■ Work required
Nothing in the data should change when you return it, but leave the pictures out.

╭─ Records provided

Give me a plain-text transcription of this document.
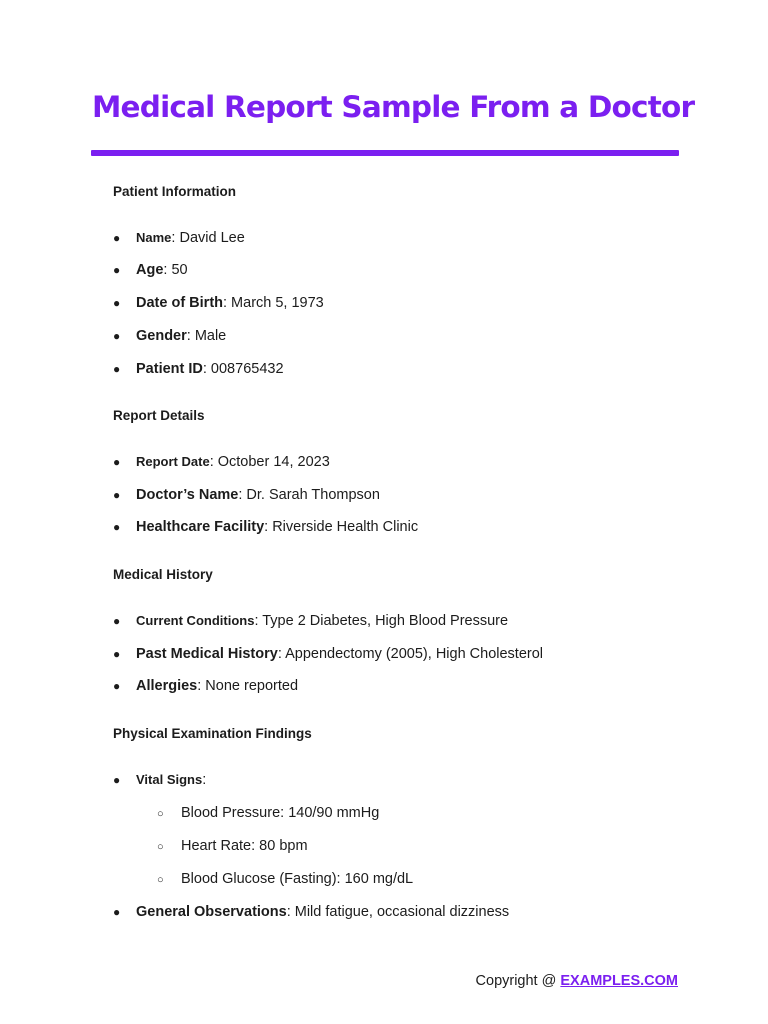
Medical Report Sample From a Doctor
Patient Information
● Name: David Lee
● Age: 50
● Date of Birth: March 5, 1973
● Gender: Male
● Patient ID: 008765432
Report Details
● Report Date: October 14, 2023
● Doctor’s Name: Dr. Sarah Thompson
● Healthcare Facility: Riverside Health Clinic
Medical History
● Current Conditions: Type 2 Diabetes, High Blood Pressure
● Past Medical History: Appendectomy (2005), High Cholesterol
● Allergies: None reported
Physical Examination Findings
● Vital Signs:
○ Blood Pressure: 140/90 mmHg
○ Heart Rate: 80 bpm
○ Blood Glucose (Fasting): 160 mg/dL
● General Observations: Mild fatigue, occasional dizziness
Copyright @ EXAMPLES.COM
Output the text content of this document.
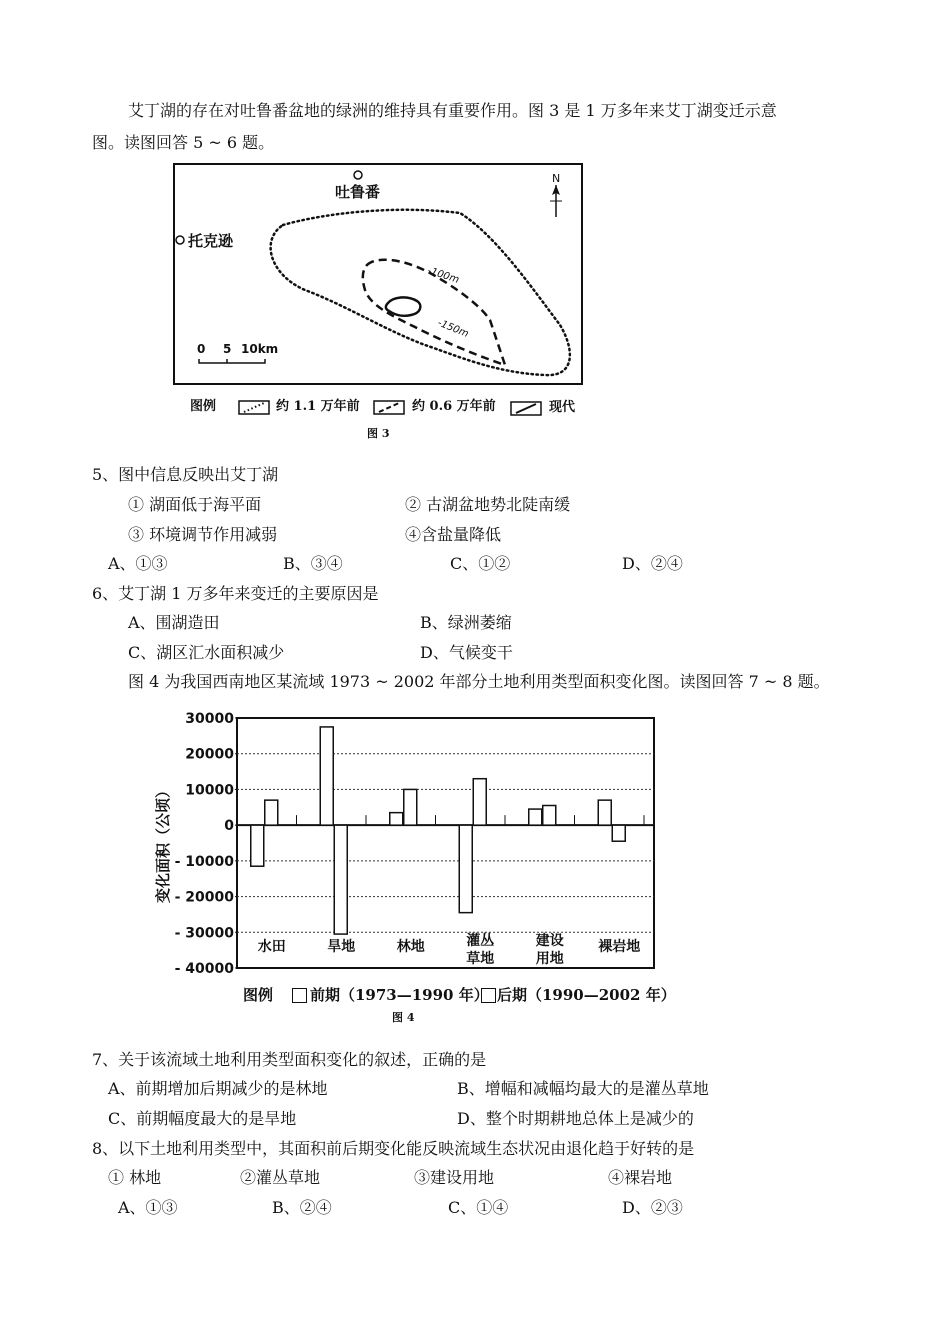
艾丁湖的存在对吐鲁番盆地的绿洲的维持具有重要作用。图 3 是 1 万多年来艾丁湖变迁示意
图。读图回答 5 ~ 6 题。
吐鲁番
托克逊
-100m
-150m
N
0 5 10km
图例	约 1.1 万年前	约 0.6 万年前	现代
图 3
5、图中信息反映出艾丁湖
① 湖面低于海平面	② 古湖盆地势北陡南缓
③ 环境调节作用减弱	④含盐量降低
A、①③	B、③④	C、①②	D、②④
6、艾丁湖 1 万多年来变迁的主要原因是
A、围湖造田	B、绿洲萎缩
C、湖区汇水面积减少	D、气候变干
图 4 为我国西南地区某流域 1973 ~ 2002 年部分土地利用类型面积变化图。读图回答 7 ~ 8 题。
30000
20000
10000
0
- 10000
- 20000
- 30000
- 40000
变化面积（公顷）
水田	旱地	林地	灌丛
草地
建设
用地
裸岩地
图例 前期（1973—1990 年） 后期（1990—2002 年）
图 4
7、关于该流域土地利用类型面积变化的叙述，正确的是
A、前期增加后期减少的是林地	B、增幅和减幅均最大的是灌丛草地
C、前期幅度最大的是旱地	D、整个时期耕地总体上是减少的
8、以下土地利用类型中，其面积前后期变化能反映流域生态状况由退化趋于好转的是
① 林地	②灌丛草地	③建设用地	④裸岩地
A、①③	B、②④	C、①④	D、②③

╰─

■ Response for this exercise
Give me a plain-text transcription of this document.
Medical Report Sample From a Doctor
Patient Information
● Name: David Lee
● Age: 50
● Date of Birth: March 5, 1973
● Gender: Male
● Patient ID: 008765432
Report Details
● Report Date: October 14, 2023
● Doctor’s Name: Dr. Sarah Thompson
● Healthcare Facility: Riverside Health Clinic
Medical History
● Current Conditions: Type 2 Diabetes, High Blood Pressure
● Past Medical History: Appendectomy (2005), High Cholesterol
● Allergies: None reported
Physical Examination Findings
● Vital Signs:
○ Blood Pressure: 140/90 mmHg
○ Heart Rate: 80 bpm
○ Blood Glucose (Fasting): 160 mg/dL
● General Observations: Mild fatigue, occasional dizziness
Copyright @ EXAMPLES.COM
Output the text content of this document.
艾丁湖的存在对吐鲁番盆地的绿洲的维持具有重要作用。图 3 是 1 万多年来艾丁湖变迁示意
图。读图回答 5 ~ 6 题。
吐鲁番
托克逊
-100m
-150m
N
0 5 10km
图例	约 1.1 万年前	约 0.6 万年前	现代
图 3
5、图中信息反映出艾丁湖
① 湖面低于海平面	② 古湖盆地势北陡南缓
③ 环境调节作用减弱	④含盐量降低
A、①③	B、③④	C、①②	D、②④
6、艾丁湖 1 万多年来变迁的主要原因是
A、围湖造田	B、绿洲萎缩
C、湖区汇水面积减少	D、气候变干
图 4 为我国西南地区某流域 1973 ~ 2002 年部分土地利用类型面积变化图。读图回答 7 ~ 8 题。
30000
20000
10000
0
- 10000
- 20000
- 30000
- 40000
变化面积（公顷）
水田	旱地	林地	灌丛
草地
建设
用地
裸岩地
图例 前期（1973—1990 年） 后期（1990—2002 年）
图 4
7、关于该流域土地利用类型面积变化的叙述，正确的是
A、前期增加后期减少的是林地	B、增幅和减幅均最大的是灌丛草地
C、前期幅度最大的是旱地	D、整个时期耕地总体上是减少的
8、以下土地利用类型中，其面积前后期变化能反映流域生态状况由退化趋于好转的是
① 林地	②灌丛草地	③建设用地	④裸岩地
A、①③	B、②④	C、①④	D、②③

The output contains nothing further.